| Literature DB >> 32098314 |
Wen-Yu Chuang1,2, Shang-Hung Chang3, Wei-Hsiang Yu4, Cheng-Kun Yang4, Chi-Ju Yeh1, Shir-Hwa Ueng1,5, Yu-Jen Liu1, Tai-Di Chen1, Kuang-Hua Chen1, Yi-Yin Hsieh1, Yi Hsia1,6, Tong-Hong Wang7, Chuen Hsueh1,5, Chang-Fu Kuo8, Chao-Yuan Yeh4.
Abstract
Pathologic diagnosis of nasopharyngeal carcinoma (NPC) can be challenging since most cases are nonkeratinizing carcinoma with little differentiation and many admixed lymphocytes. Our aim was to evaluate the possibility to identify NPC in nasopharyngeal biopsies using deep learning. A total of 726 nasopharyngeal biopsies were included. Among them, 100 cases were randomly selected as the testing set, 20 cases as the validation set, and all other 606 cases as the training set. All three datasets had equal numbers of NPC cases and benign cases. Manual annotation was performed. Cropped square image patches of 256 × 256 pixels were used for patch-level training, validation, and testing. The final patch-level algorithm effectively identified NPC patches, with an area under the receiver operator characteristic curve (AUC) of 0.9900. Using gradient-weighted class activation mapping, we demonstrated that the identification of NPC patches was based on morphologic features of tumor cells. At the second stage, whole-slide images were sequentially cropped into patches, inferred with the patch-level algorithm, and reconstructed into images with a smaller size for training, validation, and testing. Finally, the AUC was 0.9848 for slide-level identification of NPC. Our result shows for the first time that deep learning algorithms can identify NPC.Entities:
Keywords: artificial intelligence; cancer identification; convolutional neural network; deep learning; digital pathology; gradient-weighted class activation mapping; nasopharyngeal carcinoma
Year: 2020 PMID: 32098314 PMCID: PMC7072217 DOI: 10.3390/cancers12020507
Source DB: PubMed Journal: Cancers (Basel) ISSN: 2072-6694 Impact factor: 6.639
Figure 1Expansion of the training data successfully prevented misclassification of patches. (A) An example of benign nasopharyngeal tissue in our testing set, with prominent germinal centers (G) and benign epithelial cells (asterisks) (original magnification ×40). (B) A magnified inset of (A) (dotted square). (C) The original patch-level model misclassified regions of germinal centers and benign epithelial cells as nasopharyngeal carcinoma (red color: high probability). (D) The performance of the model was markedly improved after expanding the training data with germinal centers and benign epithelial cells.

Document layout analysis data:
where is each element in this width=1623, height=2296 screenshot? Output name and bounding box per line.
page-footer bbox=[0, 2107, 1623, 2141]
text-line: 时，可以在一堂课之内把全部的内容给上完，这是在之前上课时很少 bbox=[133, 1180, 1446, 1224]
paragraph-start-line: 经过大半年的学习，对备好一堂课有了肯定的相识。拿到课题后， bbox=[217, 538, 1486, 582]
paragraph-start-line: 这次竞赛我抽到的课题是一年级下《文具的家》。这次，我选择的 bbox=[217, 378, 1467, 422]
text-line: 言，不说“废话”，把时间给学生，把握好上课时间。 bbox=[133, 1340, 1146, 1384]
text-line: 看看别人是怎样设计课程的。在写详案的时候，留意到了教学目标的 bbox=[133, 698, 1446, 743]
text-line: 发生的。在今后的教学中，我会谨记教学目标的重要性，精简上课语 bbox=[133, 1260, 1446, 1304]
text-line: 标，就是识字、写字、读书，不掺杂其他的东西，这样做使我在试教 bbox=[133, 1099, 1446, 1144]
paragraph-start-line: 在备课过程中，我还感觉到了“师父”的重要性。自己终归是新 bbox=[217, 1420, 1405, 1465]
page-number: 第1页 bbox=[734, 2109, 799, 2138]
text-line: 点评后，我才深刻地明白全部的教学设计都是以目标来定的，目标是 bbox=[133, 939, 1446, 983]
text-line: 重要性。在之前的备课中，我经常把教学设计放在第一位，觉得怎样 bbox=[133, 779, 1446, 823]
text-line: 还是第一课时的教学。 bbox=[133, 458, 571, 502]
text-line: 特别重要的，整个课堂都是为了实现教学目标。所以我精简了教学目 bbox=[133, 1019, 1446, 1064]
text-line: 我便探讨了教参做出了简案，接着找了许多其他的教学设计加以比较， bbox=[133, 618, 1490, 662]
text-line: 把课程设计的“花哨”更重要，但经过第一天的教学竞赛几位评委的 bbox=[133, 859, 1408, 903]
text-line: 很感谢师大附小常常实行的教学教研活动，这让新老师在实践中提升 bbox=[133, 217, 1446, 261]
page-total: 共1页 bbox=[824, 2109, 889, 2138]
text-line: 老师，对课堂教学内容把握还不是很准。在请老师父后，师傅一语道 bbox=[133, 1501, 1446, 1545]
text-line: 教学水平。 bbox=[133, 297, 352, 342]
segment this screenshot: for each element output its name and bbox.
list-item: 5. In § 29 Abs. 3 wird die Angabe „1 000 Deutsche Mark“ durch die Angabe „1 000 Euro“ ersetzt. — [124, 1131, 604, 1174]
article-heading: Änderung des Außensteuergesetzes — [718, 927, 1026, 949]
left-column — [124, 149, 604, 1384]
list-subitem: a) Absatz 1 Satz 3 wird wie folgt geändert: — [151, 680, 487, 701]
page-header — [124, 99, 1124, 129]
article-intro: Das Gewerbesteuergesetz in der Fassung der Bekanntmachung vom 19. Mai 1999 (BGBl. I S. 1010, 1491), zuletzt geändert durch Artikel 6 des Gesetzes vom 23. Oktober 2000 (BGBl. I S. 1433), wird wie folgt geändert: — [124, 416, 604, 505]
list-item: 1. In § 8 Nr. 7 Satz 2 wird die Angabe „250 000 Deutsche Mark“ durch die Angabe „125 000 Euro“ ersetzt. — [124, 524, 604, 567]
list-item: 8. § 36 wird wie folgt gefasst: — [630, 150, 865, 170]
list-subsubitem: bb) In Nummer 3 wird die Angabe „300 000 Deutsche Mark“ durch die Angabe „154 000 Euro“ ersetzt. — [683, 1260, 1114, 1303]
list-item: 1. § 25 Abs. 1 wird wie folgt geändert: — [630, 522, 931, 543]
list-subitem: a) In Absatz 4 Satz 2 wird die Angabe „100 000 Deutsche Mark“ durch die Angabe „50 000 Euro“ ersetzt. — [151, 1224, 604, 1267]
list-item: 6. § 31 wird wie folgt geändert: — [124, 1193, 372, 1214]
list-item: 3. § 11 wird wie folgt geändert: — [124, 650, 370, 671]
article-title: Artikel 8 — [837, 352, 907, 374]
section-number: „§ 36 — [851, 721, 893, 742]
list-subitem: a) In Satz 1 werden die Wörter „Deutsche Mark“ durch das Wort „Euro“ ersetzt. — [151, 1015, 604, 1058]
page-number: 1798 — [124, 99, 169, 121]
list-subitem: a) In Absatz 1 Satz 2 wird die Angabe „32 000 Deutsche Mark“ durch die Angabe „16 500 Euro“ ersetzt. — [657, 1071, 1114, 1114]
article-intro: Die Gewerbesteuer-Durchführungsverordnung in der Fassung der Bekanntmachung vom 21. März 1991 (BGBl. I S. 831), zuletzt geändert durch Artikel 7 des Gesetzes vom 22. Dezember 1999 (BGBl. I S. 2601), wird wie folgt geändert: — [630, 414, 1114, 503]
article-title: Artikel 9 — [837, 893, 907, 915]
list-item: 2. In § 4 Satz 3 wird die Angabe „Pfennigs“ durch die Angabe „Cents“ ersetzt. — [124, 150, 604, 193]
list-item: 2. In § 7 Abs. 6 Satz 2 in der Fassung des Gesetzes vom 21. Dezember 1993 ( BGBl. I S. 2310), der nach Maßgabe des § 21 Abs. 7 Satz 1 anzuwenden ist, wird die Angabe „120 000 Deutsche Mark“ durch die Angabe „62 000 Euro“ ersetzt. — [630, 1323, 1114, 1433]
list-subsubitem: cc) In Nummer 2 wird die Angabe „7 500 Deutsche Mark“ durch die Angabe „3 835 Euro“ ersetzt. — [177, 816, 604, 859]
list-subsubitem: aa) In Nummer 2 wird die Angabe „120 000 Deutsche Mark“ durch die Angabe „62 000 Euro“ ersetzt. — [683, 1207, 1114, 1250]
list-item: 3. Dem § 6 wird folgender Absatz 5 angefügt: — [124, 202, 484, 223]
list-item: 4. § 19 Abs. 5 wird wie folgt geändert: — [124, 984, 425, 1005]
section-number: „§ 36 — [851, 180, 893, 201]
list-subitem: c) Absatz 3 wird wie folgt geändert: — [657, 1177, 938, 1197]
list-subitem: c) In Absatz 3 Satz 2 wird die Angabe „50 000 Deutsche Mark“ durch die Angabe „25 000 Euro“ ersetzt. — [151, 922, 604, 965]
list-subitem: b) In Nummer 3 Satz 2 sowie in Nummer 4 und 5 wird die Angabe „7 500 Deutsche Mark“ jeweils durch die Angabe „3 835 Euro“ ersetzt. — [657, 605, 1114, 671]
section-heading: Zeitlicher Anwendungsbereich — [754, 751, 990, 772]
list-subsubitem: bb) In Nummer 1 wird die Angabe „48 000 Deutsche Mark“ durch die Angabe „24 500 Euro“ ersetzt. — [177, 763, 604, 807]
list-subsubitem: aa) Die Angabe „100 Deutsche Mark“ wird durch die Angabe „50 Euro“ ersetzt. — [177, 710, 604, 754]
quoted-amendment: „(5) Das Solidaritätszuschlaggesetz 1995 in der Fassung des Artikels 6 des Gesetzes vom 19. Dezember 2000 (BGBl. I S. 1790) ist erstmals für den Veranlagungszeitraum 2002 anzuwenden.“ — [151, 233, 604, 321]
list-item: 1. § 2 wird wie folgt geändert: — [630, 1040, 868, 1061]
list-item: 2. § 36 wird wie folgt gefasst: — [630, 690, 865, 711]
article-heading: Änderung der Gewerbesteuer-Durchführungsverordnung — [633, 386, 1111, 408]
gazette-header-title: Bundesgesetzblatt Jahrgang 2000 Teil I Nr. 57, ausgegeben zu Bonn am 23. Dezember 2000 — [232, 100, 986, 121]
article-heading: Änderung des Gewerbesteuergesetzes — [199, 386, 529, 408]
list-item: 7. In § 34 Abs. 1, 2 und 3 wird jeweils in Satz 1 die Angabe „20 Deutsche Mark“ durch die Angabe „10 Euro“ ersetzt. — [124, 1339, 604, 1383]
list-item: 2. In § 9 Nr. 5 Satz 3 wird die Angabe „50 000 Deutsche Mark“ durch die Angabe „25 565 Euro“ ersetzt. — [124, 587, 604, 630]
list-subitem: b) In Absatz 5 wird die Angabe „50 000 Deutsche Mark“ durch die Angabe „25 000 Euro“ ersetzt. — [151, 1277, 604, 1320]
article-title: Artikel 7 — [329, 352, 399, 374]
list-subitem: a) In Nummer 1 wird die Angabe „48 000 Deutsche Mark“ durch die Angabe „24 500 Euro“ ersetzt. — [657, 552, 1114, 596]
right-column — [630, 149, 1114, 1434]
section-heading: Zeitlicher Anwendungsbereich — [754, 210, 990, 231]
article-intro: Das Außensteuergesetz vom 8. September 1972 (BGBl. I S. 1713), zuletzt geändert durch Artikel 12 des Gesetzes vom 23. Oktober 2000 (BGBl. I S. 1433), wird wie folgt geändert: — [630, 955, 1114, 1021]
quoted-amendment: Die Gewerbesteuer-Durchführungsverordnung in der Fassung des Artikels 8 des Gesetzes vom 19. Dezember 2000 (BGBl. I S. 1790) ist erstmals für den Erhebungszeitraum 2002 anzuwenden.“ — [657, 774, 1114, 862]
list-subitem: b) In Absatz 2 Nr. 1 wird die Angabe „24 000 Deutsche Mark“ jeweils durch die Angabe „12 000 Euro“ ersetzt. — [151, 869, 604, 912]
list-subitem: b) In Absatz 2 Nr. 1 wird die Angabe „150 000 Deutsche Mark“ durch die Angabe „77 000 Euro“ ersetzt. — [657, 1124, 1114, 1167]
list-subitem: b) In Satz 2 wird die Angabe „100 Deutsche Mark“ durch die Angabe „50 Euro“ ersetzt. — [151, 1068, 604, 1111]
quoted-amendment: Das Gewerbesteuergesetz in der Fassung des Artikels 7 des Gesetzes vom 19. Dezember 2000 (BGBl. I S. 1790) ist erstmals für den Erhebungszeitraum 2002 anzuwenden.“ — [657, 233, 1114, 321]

Using the information:
1. In the page on deep learning for nasopharyngeal carcinoma, turn the paragraph beginning "Pathologic diagnosis of nasopharyngeal carcinoma" into a short list that keeps its main facts.
2. Continue the page on deep learning for nasopharyngeal carcinoma from where it stops.

Results for each task:
1.
- Diagnosing nasopharyngeal carcinoma (NPC) can be hard because most cases are nonkeratinizing carcinoma with little differentiation and many mixed-in lymphocytes.
- Aim: find out whether deep learning can identify NPC in nasopharyngeal biopsies.
- Data: 726 biopsies, split into 606 for training, 20 for validation and 100 for testing. Each set had equal numbers of NPC and benign cases.
- The images were annotated by hand. Square patches of 256 × 256 pixels were used for patch-level training, validation and testing.
- The patch-level algorithm reached an AUC of 0.9900.
- Gradient-weighted class activation mapping showed that it identified NPC by the morphologic features of tumor cells.
- Second stage: whole-slide images were cut into patches and run through the patch-level algorithm. They were then rebuilt as smaller images for training, validation and testing.
- Slide-level identification of NPC reached an AUC of 0.9848.
- This is the first result showing that deep learning algorithms can identify NPC.

2.
Figure 2The learning curves and receiver operator characteristic (ROC) curves of our algorithms. (A) The learning curves of our final patch-level model. (B) The ROC curves of our patch-level models. The area under ROC curve (AUC) increased from 0.9675 ± 0.020 to 0.9900 ± 0.004 after expanding the training data with germinal centers and benign epithelial cells (p = 0.000018). (C) The learning curves of our slide-level model. (D) The ROC curve of our slide-level model. The results of pathology residents (red crosses), chief resident (green cross), and attending pathologists (blue crosses) were included for comparison.
Figure 3Results of gradient-weighted class activation mapping (Grad-CAM) on patches (256 × 256 pixels) classified as nasopharyngeal carcinoma (NPC) by our patch-level model. The lower row is the result of Grad-CAM, and the upper row is the corresponding hematoxylin and eosin (H&E) images for comparison. The numbers above each H&E image represent the probability of NPC produced by our patch-level algorithm. Note that the most important region (red color) for classifying a patch as NPC correlated with the location of a clearly identifiable cancer cell (arrows).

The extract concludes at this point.